▸ To be done:
Return the material word for word. Do not include the pictures.

—————

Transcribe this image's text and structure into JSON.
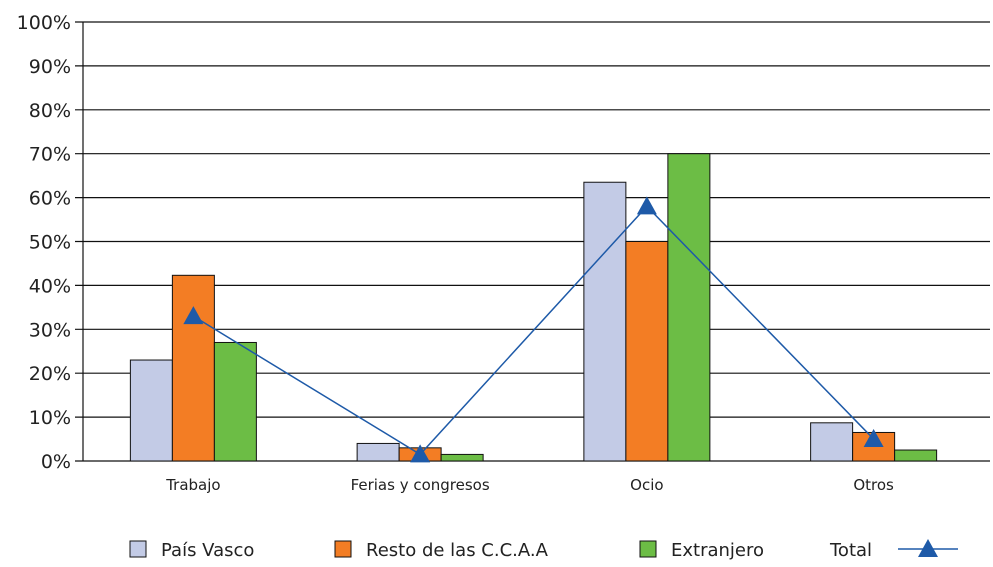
{
  "chart_data": {
    "type": "bar",
    "categories": [
      "Trabajo",
      "Ferias y congresos",
      "Ocio",
      "Otros"
    ],
    "series": [
      {
        "name": "País Vasco",
        "values": [
          23,
          4,
          63.5,
          8.7
        ],
        "color": "#c3cbe6"
      },
      {
        "name": "Resto de las C.C.A.A",
        "values": [
          42.3,
          3,
          50,
          6.5
        ],
        "color": "#f37d24"
      },
      {
        "name": "Extranjero",
        "values": [
          27,
          1.5,
          70,
          2.5
        ],
        "color": "#6cbd45"
      }
    ],
    "line_series": {
      "name": "Total",
      "values": [
        33,
        1.5,
        58,
        5
      ],
      "color": "#1e5aa8",
      "marker": "triangle"
    },
    "yticks": [
      "0%",
      "10%",
      "20%",
      "30%",
      "40%",
      "50%",
      "60%",
      "70%",
      "80%",
      "90%",
      "100%"
    ],
    "ylim": [
      0,
      100
    ],
    "grid": true,
    "legend_position": "bottom"
  }
}
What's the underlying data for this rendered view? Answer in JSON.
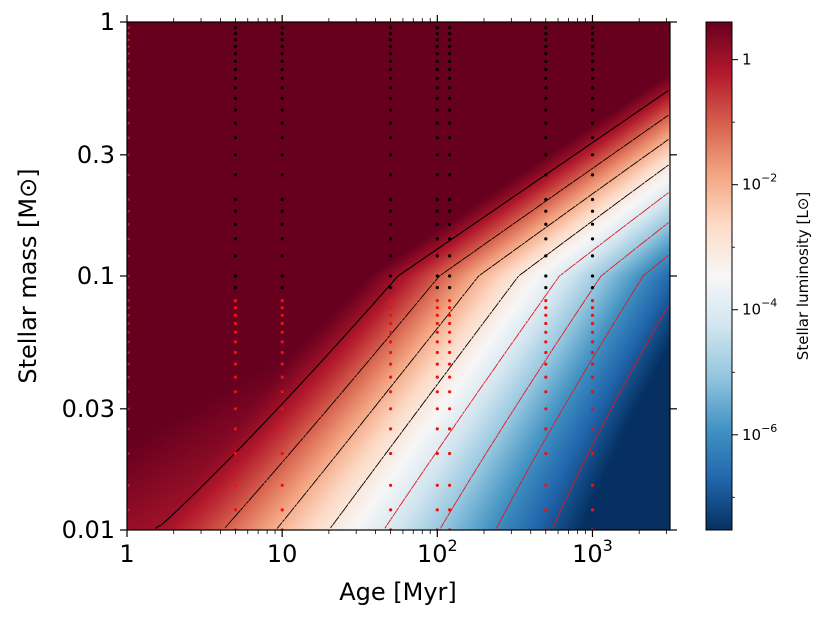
{
  "chart_data": {
    "type": "heatmap",
    "title": "",
    "xlabel": "Age  [Myr]",
    "ylabel": "Stellar mass [M⊙]",
    "xscale": "log",
    "yscale": "log",
    "xlim": [
      1,
      3160
    ],
    "ylim": [
      0.01,
      1
    ],
    "x_ticks": [
      {
        "value": 1,
        "label": "1"
      },
      {
        "value": 10,
        "label": "10"
      },
      {
        "value": 100,
        "label": "10",
        "exp": "2"
      },
      {
        "value": 1000,
        "label": "10",
        "exp": "3"
      }
    ],
    "y_ticks": [
      {
        "value": 1,
        "label": "1"
      },
      {
        "value": 0.3,
        "label": "0.3"
      },
      {
        "value": 0.1,
        "label": "0.1"
      },
      {
        "value": 0.03,
        "label": "0.03"
      },
      {
        "value": 0.01,
        "label": "0.01"
      }
    ],
    "colorbar": {
      "label": "Stellar luminosity [L⊙]",
      "scale": "log",
      "colormap": "RdBu_r",
      "lim": [
        3e-08,
        4
      ],
      "ticks": [
        {
          "value": 1,
          "label": "1"
        },
        {
          "value": 0.01,
          "label": "10",
          "exp": "−2"
        },
        {
          "value": 0.0001,
          "label": "10",
          "exp": "−4"
        },
        {
          "value": 1e-06,
          "label": "10",
          "exp": "−6"
        }
      ]
    },
    "colormap_stops": [
      {
        "t": 0.0,
        "color": "#053061"
      },
      {
        "t": 0.1,
        "color": "#2166ac"
      },
      {
        "t": 0.2,
        "color": "#4393c3"
      },
      {
        "t": 0.3,
        "color": "#92c5de"
      },
      {
        "t": 0.4,
        "color": "#d1e5f0"
      },
      {
        "t": 0.5,
        "color": "#f7f7f7"
      },
      {
        "t": 0.6,
        "color": "#fddbc7"
      },
      {
        "t": 0.7,
        "color": "#f4a582"
      },
      {
        "t": 0.8,
        "color": "#d6604d"
      },
      {
        "t": 0.9,
        "color": "#b2182b"
      },
      {
        "t": 1.0,
        "color": "#67001f"
      }
    ],
    "grid_ages_myr": [
      5,
      10,
      50,
      100,
      120,
      500,
      1000
    ],
    "grid_masses_msun": [
      0.95,
      0.9,
      0.85,
      0.8,
      0.75,
      0.7,
      0.65,
      0.6,
      0.55,
      0.5,
      0.45,
      0.4,
      0.35,
      0.3,
      0.25,
      0.2,
      0.18,
      0.16,
      0.14,
      0.12,
      0.1,
      0.09,
      0.08,
      0.075,
      0.07,
      0.065,
      0.06,
      0.055,
      0.05,
      0.045,
      0.04,
      0.035,
      0.03,
      0.025,
      0.02,
      0.015,
      0.012,
      0.01
    ],
    "deuterium_limit_msun": 0.085,
    "point_colors": {
      "above_limit": "#000000",
      "below_limit": "#ee1111"
    },
    "contour_levels_lsun": [
      1,
      0.1,
      0.01,
      0.001,
      0.0001,
      1e-05,
      1e-06,
      1e-07
    ],
    "contour_styles": {
      "solid_level": 1,
      "black_dashed_min": 0.001,
      "red_dashed_max": 0.0001
    }
  }
}
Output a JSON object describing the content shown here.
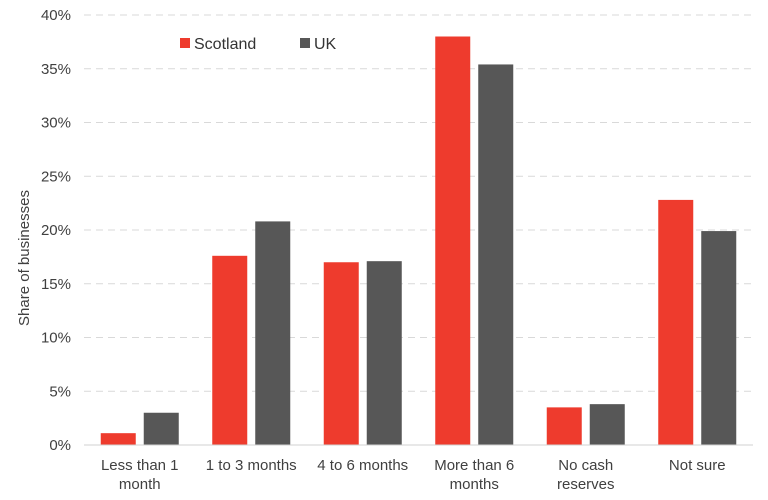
{
  "chart_data": {
    "type": "bar",
    "title": "",
    "xlabel": "",
    "ylabel": "Share of businesses",
    "categories": [
      [
        "Less than 1",
        "month"
      ],
      [
        "1 to 3 months"
      ],
      [
        "4 to 6 months"
      ],
      [
        "More than 6",
        "months"
      ],
      [
        "No cash",
        "reserves"
      ],
      [
        "Not sure"
      ]
    ],
    "series": [
      {
        "name": "Scotland",
        "color": "#EE3B2D",
        "values": [
          0.011,
          0.176,
          0.17,
          0.38,
          0.035,
          0.228
        ]
      },
      {
        "name": "UK",
        "color": "#575757",
        "values": [
          0.03,
          0.208,
          0.171,
          0.354,
          0.038,
          0.199
        ]
      }
    ],
    "ylim": [
      0,
      0.4
    ],
    "yticks": [
      0,
      0.05,
      0.1,
      0.15,
      0.2,
      0.25,
      0.3,
      0.35,
      0.4
    ],
    "ytick_labels": [
      "0%",
      "5%",
      "10%",
      "15%",
      "20%",
      "25%",
      "30%",
      "35%",
      "40%"
    ],
    "grid": true,
    "legend_position": "top-left"
  }
}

—————

▸ Written reply:
Transcribe this image's text and structure into JSON.
{
  "chart_data": {
    "type": "bar",
    "categories": [
      "Trabajo",
      "Ferias y congresos",
      "Ocio",
      "Otros"
    ],
    "series": [
      {
        "name": "País Vasco",
        "values": [
          23,
          4,
          63.5,
          8.7
        ],
        "color": "#c3cbe6"
      },
      {
        "name": "Resto de las C.C.A.A",
        "values": [
          42.3,
          3,
          50,
          6.5
        ],
        "color": "#f37d24"
      },
      {
        "name": "Extranjero",
        "values": [
          27,
          1.5,
          70,
          2.5
        ],
        "color": "#6cbd45"
      }
    ],
    "line_series": {
      "name": "Total",
      "values": [
        33,
        1.5,
        58,
        5
      ],
      "color": "#1e5aa8",
      "marker": "triangle"
    },
    "yticks": [
      "0%",
      "10%",
      "20%",
      "30%",
      "40%",
      "50%",
      "60%",
      "70%",
      "80%",
      "90%",
      "100%"
    ],
    "ylim": [
      0,
      100
    ],
    "grid": true,
    "legend_position": "bottom"
  }
}
What's the underlying data for this rendered view? Answer in JSON.
{
  "chart_data": {
    "type": "heatmap",
    "title": "",
    "xlabel": "Age  [Myr]",
    "ylabel": "Stellar mass [M⊙]",
    "xscale": "log",
    "yscale": "log",
    "xlim": [
      1,
      3160
    ],
    "ylim": [
      0.01,
      1
    ],
    "x_ticks": [
      {
        "value": 1,
        "label": "1"
      },
      {
        "value": 10,
        "label": "10"
      },
      {
        "value": 100,
        "label": "10",
        "exp": "2"
      },
      {
        "value": 1000,
        "label": "10",
        "exp": "3"
      }
    ],
    "y_ticks": [
      {
        "value": 1,
        "label": "1"
      },
      {
        "value": 0.3,
        "label": "0.3"
      },
      {
        "value": 0.1,
        "label": "0.1"
      },
      {
        "value": 0.03,
        "label": "0.03"
      },
      {
        "value": 0.01,
        "label": "0.01"
      }
    ],
    "colorbar": {
      "label": "Stellar luminosity [L⊙]",
      "scale": "log",
      "colormap": "RdBu_r",
      "lim": [
        3e-08,
        4
      ],
      "ticks": [
        {
          "value": 1,
          "label": "1"
        },
        {
          "value": 0.01,
          "label": "10",
          "exp": "−2"
        },
        {
          "value": 0.0001,
          "label": "10",
          "exp": "−4"
        },
        {
          "value": 1e-06,
          "label": "10",
          "exp": "−6"
        }
      ]
    },
    "colormap_stops": [
      {
        "t": 0.0,
        "color": "#053061"
      },
      {
        "t": 0.1,
        "color": "#2166ac"
      },
      {
        "t": 0.2,
        "color": "#4393c3"
      },
      {
        "t": 0.3,
        "color": "#92c5de"
      },
      {
        "t": 0.4,
        "color": "#d1e5f0"
      },
      {
        "t": 0.5,
        "color": "#f7f7f7"
      },
      {
        "t": 0.6,
        "color": "#fddbc7"
      },
      {
        "t": 0.7,
        "color": "#f4a582"
      },
      {
        "t": 0.8,
        "color": "#d6604d"
      },
      {
        "t": 0.9,
        "color": "#b2182b"
      },
      {
        "t": 1.0,
        "color": "#67001f"
      }
    ],
    "grid_ages_myr": [
      5,
      10,
      50,
      100,
      120,
      500,
      1000
    ],
    "grid_masses_msun": [
      0.95,
      0.9,
      0.85,
      0.8,
      0.75,
      0.7,
      0.65,
      0.6,
      0.55,
      0.5,
      0.45,
      0.4,
      0.35,
      0.3,
      0.25,
      0.2,
      0.18,
      0.16,
      0.14,
      0.12,
      0.1,
      0.09,
      0.08,
      0.075,
      0.07,
      0.065,
      0.06,
      0.055,
      0.05,
      0.045,
      0.04,
      0.035,
      0.03,
      0.025,
      0.02,
      0.015,
      0.012,
      0.01
    ],
    "deuterium_limit_msun": 0.085,
    "point_colors": {
      "above_limit": "#000000",
      "below_limit": "#ee1111"
    },
    "contour_levels_lsun": [
      1,
      0.1,
      0.01,
      0.001,
      0.0001,
      1e-05,
      1e-06,
      1e-07
    ],
    "contour_styles": {
      "solid_level": 1,
      "black_dashed_min": 0.001,
      "red_dashed_max": 0.0001
    }
  }
}
Output a JSON object describing the content shown here.
{
  "chart_data": {
    "type": "bar",
    "title": "",
    "xlabel": "",
    "ylabel": "Share of businesses",
    "categories": [
      [
        "Less than 1",
        "month"
      ],
      [
        "1 to 3 months"
      ],
      [
        "4 to 6 months"
      ],
      [
        "More than 6",
        "months"
      ],
      [
        "No cash",
        "reserves"
      ],
      [
        "Not sure"
      ]
    ],
    "series": [
      {
        "name": "Scotland",
        "color": "#EE3B2D",
        "values": [
          0.011,
          0.176,
          0.17,
          0.38,
          0.035,
          0.228
        ]
      },
      {
        "name": "UK",
        "color": "#575757",
        "values": [
          0.03,
          0.208,
          0.171,
          0.354,
          0.038,
          0.199
        ]
      }
    ],
    "ylim": [
      0,
      0.4
    ],
    "yticks": [
      0,
      0.05,
      0.1,
      0.15,
      0.2,
      0.25,
      0.3,
      0.35,
      0.4
    ],
    "ytick_labels": [
      "0%",
      "5%",
      "10%",
      "15%",
      "20%",
      "25%",
      "30%",
      "35%",
      "40%"
    ],
    "grid": true,
    "legend_position": "top-left"
  }
}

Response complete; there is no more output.